------ Source records ------
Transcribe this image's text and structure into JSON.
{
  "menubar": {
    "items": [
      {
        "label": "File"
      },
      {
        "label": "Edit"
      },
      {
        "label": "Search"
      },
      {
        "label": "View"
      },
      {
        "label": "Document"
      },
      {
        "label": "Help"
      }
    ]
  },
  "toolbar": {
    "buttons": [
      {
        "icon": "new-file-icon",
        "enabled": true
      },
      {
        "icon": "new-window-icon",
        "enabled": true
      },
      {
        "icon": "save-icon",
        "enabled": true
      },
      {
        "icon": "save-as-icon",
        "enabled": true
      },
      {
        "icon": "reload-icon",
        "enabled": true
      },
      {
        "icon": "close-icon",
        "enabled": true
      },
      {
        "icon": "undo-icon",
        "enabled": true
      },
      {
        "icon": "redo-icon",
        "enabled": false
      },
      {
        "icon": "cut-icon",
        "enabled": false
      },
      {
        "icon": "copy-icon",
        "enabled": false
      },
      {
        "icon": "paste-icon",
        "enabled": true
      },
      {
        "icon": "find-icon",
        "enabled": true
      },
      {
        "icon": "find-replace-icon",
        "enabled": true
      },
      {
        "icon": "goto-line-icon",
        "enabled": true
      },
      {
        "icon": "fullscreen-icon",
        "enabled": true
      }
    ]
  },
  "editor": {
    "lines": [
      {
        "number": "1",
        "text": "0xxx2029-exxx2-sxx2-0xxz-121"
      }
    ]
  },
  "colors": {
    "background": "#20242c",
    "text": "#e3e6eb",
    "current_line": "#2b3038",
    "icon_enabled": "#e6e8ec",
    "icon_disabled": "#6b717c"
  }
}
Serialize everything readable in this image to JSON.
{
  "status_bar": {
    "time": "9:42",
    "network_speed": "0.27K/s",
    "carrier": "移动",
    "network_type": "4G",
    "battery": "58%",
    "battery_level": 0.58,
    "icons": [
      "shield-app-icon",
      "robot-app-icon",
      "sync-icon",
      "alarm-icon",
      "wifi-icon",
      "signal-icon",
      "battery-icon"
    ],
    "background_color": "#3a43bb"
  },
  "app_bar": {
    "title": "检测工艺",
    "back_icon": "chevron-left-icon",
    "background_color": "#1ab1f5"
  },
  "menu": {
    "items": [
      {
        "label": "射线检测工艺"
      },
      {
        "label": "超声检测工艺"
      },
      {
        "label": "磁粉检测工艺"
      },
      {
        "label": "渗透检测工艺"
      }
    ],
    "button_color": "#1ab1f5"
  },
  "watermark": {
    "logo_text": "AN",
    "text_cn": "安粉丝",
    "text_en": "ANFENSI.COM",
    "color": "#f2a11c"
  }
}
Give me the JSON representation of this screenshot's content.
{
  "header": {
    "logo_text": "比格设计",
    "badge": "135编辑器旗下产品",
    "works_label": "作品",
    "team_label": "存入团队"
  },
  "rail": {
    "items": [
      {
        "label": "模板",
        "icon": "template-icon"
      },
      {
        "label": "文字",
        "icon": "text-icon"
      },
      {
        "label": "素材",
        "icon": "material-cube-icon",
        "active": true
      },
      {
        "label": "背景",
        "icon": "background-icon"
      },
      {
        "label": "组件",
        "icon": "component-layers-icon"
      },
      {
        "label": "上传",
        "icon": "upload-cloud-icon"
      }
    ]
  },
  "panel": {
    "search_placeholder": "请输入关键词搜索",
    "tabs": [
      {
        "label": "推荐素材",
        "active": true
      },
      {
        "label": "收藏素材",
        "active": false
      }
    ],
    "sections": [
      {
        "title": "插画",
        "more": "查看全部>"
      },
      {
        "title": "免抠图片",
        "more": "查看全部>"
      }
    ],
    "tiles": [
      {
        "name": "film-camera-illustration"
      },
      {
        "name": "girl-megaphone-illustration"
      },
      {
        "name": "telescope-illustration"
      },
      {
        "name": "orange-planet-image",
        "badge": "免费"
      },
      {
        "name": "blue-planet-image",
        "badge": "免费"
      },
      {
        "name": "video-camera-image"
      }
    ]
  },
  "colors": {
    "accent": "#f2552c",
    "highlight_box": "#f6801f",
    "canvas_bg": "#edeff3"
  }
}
------
Your task is to give the records above again, exactly.

Transcribe this image's text and structure into JSON.
{
  "menubar": {
    "items": [
      {
        "label": "File"
      },
      {
        "label": "Edit"
      },
      {
        "label": "Search"
      },
      {
        "label": "View"
      },
      {
        "label": "Document"
      },
      {
        "label": "Help"
      }
    ]
  },
  "toolbar": {
    "buttons": [
      {
        "icon": "new-file-icon",
        "enabled": true
      },
      {
        "icon": "new-window-icon",
        "enabled": true
      },
      {
        "icon": "save-icon",
        "enabled": true
      },
      {
        "icon": "save-as-icon",
        "enabled": true
      },
      {
        "icon": "reload-icon",
        "enabled": true
      },
      {
        "icon": "close-icon",
        "enabled": true
      },
      {
        "icon": "undo-icon",
        "enabled": true
      },
      {
        "icon": "redo-icon",
        "enabled": false
      },
      {
        "icon": "cut-icon",
        "enabled": false
      },
      {
        "icon": "copy-icon",
        "enabled": false
      },
      {
        "icon": "paste-icon",
        "enabled": true
      },
      {
        "icon": "find-icon",
        "enabled": true
      },
      {
        "icon": "find-replace-icon",
        "enabled": true
      },
      {
        "icon": "goto-line-icon",
        "enabled": true
      },
      {
        "icon": "fullscreen-icon",
        "enabled": true
      }
    ]
  },
  "editor": {
    "lines": [
      {
        "number": "1",
        "text": "0xxx2029-exxx2-sxx2-0xxz-121"
      }
    ]
  },
  "colors": {
    "background": "#20242c",
    "text": "#e3e6eb",
    "current_line": "#2b3038",
    "icon_enabled": "#e6e8ec",
    "icon_disabled": "#6b717c"
  }
}
Serialize everything readable in this image to JSON.
{
  "status_bar": {
    "time": "9:42",
    "network_speed": "0.27K/s",
    "carrier": "移动",
    "network_type": "4G",
    "battery": "58%",
    "battery_level": 0.58,
    "icons": [
      "shield-app-icon",
      "robot-app-icon",
      "sync-icon",
      "alarm-icon",
      "wifi-icon",
      "signal-icon",
      "battery-icon"
    ],
    "background_color": "#3a43bb"
  },
  "app_bar": {
    "title": "检测工艺",
    "back_icon": "chevron-left-icon",
    "background_color": "#1ab1f5"
  },
  "menu": {
    "items": [
      {
        "label": "射线检测工艺"
      },
      {
        "label": "超声检测工艺"
      },
      {
        "label": "磁粉检测工艺"
      },
      {
        "label": "渗透检测工艺"
      }
    ],
    "button_color": "#1ab1f5"
  },
  "watermark": {
    "logo_text": "AN",
    "text_cn": "安粉丝",
    "text_en": "ANFENSI.COM",
    "color": "#f2a11c"
  }
}
Give me the JSON representation of this screenshot's content.
{
  "header": {
    "logo_text": "比格设计",
    "badge": "135编辑器旗下产品",
    "works_label": "作品",
    "team_label": "存入团队"
  },
  "rail": {
    "items": [
      {
        "label": "模板",
        "icon": "template-icon"
      },
      {
        "label": "文字",
        "icon": "text-icon"
      },
      {
        "label": "素材",
        "icon": "material-cube-icon",
        "active": true
      },
      {
        "label": "背景",
        "icon": "background-icon"
      },
      {
        "label": "组件",
        "icon": "component-layers-icon"
      },
      {
        "label": "上传",
        "icon": "upload-cloud-icon"
      }
    ]
  },
  "panel": {
    "search_placeholder": "请输入关键词搜索",
    "tabs": [
      {
        "label": "推荐素材",
        "active": true
      },
      {
        "label": "收藏素材",
        "active": false
      }
    ],
    "sections": [
      {
        "title": "插画",
        "more": "查看全部>"
      },
      {
        "title": "免抠图片",
        "more": "查看全部>"
      }
    ],
    "tiles": [
      {
        "name": "film-camera-illustration"
      },
      {
        "name": "girl-megaphone-illustration"
      },
      {
        "name": "telescope-illustration"
      },
      {
        "name": "orange-planet-image",
        "badge": "免费"
      },
      {
        "name": "blue-planet-image",
        "badge": "免费"
      },
      {
        "name": "video-camera-image"
      }
    ]
  },
  "colors": {
    "accent": "#f2552c",
    "highlight_box": "#f6801f",
    "canvas_bg": "#edeff3"
  }
}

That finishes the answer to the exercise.